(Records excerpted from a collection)
BEGIN
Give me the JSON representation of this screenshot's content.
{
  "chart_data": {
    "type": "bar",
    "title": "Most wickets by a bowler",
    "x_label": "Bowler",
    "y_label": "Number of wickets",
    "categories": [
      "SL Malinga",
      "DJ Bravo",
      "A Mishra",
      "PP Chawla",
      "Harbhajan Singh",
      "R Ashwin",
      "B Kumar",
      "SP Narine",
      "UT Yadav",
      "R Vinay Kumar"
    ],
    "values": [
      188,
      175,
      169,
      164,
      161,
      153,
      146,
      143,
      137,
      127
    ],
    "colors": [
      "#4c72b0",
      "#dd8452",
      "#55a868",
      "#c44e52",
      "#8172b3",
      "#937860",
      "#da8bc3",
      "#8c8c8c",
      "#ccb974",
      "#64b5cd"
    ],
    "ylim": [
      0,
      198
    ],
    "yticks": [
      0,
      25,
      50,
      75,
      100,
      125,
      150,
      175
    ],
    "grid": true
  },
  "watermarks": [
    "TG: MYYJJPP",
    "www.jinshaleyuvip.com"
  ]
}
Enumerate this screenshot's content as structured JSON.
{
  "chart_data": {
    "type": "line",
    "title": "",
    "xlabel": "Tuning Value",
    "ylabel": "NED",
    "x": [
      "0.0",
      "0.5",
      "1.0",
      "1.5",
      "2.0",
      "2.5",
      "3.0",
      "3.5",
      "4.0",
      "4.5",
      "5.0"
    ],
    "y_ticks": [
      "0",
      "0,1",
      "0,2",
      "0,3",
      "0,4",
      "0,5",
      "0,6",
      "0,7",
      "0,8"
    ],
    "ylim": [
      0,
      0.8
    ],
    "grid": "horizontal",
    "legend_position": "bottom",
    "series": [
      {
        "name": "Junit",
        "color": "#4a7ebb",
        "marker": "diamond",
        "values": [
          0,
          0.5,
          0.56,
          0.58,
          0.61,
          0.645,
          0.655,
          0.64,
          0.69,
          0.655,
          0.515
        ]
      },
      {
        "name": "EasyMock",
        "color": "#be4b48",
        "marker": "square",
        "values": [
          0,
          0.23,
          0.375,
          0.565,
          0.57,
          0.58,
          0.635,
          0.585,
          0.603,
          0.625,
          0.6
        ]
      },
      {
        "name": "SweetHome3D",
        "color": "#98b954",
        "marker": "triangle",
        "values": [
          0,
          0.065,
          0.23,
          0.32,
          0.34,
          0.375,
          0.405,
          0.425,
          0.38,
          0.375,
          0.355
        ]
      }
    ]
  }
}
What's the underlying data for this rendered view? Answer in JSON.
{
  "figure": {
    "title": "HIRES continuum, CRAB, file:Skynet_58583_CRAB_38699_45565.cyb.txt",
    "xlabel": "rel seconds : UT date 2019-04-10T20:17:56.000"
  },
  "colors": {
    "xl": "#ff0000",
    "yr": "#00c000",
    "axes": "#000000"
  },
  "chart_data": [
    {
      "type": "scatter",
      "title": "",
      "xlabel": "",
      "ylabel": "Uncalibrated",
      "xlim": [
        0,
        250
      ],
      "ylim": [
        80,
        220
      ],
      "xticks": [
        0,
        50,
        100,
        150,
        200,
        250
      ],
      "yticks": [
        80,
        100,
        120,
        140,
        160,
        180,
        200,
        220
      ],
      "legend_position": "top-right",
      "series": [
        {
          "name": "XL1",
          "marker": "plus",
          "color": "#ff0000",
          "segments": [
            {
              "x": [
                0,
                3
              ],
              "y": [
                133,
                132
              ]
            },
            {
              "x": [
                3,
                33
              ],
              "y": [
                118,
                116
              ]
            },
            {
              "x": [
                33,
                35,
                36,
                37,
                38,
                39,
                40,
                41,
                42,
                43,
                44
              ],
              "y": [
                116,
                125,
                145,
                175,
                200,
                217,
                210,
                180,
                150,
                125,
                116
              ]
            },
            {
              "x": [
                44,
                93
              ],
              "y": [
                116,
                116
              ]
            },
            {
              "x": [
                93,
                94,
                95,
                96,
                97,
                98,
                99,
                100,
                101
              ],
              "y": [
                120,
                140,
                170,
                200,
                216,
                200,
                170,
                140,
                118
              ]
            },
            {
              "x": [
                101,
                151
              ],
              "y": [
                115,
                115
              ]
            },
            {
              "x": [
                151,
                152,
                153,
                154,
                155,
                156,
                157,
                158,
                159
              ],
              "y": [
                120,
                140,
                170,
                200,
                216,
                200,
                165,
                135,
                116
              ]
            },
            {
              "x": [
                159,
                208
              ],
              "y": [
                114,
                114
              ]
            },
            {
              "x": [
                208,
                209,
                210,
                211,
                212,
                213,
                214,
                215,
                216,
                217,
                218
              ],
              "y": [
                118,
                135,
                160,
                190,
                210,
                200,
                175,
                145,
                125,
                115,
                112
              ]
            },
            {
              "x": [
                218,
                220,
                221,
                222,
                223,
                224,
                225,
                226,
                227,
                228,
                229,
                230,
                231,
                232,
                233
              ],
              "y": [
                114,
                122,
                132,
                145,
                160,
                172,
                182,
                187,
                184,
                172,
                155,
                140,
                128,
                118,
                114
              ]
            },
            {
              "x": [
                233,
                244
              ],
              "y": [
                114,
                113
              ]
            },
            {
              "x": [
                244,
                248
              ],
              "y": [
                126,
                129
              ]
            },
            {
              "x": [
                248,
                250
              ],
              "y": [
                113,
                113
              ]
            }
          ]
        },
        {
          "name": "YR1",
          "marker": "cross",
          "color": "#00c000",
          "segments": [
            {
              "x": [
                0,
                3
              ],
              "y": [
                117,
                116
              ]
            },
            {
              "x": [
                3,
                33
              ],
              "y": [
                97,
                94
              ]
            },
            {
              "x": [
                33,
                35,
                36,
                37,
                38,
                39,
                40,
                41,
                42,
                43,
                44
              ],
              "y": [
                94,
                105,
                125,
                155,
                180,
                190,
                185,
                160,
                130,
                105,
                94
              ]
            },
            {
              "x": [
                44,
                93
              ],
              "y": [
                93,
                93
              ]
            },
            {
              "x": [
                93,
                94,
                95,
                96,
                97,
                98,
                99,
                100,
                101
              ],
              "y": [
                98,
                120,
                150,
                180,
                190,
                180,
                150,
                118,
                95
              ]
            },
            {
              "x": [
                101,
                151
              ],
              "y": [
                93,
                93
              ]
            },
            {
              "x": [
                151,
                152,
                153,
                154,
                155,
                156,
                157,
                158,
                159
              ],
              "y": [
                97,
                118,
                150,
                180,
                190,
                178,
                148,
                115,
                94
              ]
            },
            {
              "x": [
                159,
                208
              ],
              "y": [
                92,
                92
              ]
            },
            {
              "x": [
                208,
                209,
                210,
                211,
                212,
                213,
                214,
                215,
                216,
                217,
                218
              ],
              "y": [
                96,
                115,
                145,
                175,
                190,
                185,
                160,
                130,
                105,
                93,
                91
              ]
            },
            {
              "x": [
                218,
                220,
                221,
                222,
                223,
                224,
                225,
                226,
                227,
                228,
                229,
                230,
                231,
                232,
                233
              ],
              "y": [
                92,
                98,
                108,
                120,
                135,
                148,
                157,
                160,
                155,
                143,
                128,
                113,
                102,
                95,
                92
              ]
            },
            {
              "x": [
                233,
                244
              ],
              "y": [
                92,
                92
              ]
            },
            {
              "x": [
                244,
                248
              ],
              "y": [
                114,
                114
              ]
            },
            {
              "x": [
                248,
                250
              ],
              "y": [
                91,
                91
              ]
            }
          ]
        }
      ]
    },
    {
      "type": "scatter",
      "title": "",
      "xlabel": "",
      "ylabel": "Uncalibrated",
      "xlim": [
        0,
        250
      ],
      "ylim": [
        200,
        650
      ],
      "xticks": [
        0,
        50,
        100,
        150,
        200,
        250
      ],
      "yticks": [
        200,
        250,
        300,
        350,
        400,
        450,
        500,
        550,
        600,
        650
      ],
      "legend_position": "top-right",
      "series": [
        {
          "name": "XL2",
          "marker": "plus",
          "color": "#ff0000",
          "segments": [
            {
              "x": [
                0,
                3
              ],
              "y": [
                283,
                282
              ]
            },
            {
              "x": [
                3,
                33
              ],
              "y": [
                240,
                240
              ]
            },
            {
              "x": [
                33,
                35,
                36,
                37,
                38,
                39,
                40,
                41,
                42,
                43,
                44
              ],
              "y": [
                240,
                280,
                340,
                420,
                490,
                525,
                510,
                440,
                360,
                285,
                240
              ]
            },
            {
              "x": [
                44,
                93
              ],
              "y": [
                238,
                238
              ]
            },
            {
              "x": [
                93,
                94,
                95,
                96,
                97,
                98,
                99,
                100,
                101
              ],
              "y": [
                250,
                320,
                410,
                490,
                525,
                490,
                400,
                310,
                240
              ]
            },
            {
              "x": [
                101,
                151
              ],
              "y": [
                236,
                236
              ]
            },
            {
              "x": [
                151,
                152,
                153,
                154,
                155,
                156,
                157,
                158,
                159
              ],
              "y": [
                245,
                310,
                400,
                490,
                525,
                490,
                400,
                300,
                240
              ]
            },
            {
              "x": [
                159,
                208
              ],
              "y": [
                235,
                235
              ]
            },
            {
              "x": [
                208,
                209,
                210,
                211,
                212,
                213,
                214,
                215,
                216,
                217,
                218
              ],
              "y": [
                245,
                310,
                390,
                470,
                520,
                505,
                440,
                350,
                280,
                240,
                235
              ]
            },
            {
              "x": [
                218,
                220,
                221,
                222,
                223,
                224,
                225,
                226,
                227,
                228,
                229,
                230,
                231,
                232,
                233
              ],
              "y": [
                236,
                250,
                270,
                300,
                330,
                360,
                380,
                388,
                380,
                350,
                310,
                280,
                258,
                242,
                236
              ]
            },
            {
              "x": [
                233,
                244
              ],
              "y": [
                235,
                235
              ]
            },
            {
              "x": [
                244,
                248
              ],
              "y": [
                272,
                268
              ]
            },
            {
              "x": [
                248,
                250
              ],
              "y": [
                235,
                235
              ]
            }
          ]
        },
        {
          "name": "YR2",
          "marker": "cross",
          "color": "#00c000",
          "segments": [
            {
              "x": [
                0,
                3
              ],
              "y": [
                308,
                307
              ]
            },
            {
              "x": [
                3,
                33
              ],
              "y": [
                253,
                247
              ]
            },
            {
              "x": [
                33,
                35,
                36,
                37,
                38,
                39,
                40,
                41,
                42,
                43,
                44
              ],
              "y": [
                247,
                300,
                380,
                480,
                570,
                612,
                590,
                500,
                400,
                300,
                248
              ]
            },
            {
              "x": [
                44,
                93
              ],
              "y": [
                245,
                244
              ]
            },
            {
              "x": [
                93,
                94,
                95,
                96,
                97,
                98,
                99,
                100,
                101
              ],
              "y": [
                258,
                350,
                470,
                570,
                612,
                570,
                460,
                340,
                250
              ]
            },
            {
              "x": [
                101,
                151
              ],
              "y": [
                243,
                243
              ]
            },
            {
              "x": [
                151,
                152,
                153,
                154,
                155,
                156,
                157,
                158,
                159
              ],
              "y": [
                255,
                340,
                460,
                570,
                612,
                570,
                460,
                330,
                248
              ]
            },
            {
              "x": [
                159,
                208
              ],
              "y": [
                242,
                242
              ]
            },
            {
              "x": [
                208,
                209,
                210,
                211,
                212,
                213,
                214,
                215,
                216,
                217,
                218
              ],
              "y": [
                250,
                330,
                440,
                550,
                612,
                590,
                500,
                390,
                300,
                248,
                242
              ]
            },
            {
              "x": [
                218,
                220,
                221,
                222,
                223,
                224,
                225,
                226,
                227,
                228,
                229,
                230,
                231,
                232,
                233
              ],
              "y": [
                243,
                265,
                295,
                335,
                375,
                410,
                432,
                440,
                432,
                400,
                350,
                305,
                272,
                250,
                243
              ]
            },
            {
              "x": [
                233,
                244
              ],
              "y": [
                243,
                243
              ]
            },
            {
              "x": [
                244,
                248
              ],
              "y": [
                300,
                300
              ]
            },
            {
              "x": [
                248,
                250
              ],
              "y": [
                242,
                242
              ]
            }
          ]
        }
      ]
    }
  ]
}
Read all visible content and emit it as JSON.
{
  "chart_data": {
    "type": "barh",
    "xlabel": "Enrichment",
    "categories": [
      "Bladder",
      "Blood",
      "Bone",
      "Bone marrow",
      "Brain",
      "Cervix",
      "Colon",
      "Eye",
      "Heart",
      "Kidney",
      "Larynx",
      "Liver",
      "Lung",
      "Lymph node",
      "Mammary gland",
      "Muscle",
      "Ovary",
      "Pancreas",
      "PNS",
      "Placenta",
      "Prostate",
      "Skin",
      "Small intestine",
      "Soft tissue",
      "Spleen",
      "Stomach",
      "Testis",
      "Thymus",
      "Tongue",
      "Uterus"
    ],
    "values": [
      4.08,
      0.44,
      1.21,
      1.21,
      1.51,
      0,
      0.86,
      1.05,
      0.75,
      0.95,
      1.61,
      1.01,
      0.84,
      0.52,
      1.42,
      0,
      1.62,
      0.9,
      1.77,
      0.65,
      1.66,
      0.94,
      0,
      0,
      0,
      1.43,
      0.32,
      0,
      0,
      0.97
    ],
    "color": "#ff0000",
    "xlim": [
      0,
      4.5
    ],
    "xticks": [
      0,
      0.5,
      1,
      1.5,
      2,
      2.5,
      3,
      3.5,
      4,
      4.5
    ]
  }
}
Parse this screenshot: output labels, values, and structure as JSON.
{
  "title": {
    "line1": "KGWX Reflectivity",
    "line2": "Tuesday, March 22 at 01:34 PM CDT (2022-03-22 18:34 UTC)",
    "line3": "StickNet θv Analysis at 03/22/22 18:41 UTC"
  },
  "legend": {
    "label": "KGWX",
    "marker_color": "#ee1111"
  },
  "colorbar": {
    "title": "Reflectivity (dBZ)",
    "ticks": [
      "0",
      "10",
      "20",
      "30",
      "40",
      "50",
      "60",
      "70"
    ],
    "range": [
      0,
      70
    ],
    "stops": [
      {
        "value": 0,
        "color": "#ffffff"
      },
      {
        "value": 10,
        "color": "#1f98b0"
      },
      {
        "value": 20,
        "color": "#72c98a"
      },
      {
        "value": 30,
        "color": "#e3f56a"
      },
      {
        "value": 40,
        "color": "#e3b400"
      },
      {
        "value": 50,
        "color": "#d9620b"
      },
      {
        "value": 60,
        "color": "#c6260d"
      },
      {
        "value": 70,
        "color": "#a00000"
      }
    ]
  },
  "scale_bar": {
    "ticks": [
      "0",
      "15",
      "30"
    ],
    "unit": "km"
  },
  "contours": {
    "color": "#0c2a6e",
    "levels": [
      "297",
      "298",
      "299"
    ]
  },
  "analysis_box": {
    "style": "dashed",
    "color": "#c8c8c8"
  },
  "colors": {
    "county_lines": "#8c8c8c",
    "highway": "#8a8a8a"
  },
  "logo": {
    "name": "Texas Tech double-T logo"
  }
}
END
** What is expected **
Go through the material above and copy each line that has the word "this".

** Answer to the problem **
Give me the JSON representation of this screenshot's content.
Enumerate this screenshot's content as structured JSON.
What's the underlying data for this rendered view? Answer in JSON.
Parse this screenshot: output labels, values, and structure as JSON.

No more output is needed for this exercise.